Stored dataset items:
— start —

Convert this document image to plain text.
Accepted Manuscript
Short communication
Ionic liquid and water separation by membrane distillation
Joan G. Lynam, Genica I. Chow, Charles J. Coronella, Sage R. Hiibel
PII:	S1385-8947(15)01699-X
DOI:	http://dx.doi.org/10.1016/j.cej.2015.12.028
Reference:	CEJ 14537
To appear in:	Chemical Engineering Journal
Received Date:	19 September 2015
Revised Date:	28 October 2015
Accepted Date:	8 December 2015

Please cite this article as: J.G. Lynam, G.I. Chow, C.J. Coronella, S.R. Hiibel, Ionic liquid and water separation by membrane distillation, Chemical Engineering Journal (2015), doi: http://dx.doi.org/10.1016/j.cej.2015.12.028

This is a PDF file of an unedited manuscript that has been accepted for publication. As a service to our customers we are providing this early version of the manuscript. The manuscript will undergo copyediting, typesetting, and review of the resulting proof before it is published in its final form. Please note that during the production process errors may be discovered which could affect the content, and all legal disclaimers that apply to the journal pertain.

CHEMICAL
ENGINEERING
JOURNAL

— end —

» What you have to do: Pull every line containing "distillation" out of the data above.

» Answer for this exercise:
Ionic liquid and water separation by membrane distillation
Please cite this article as: J.G. Lynam, G.I. Chow, C.J. Coronella, S.R. Hiibel, Ionic liquid and water separation by membrane distillation, Chemical Engineering Journal (2015), doi: http://dx.doi.org/10.1016/j.cej.2015.12.028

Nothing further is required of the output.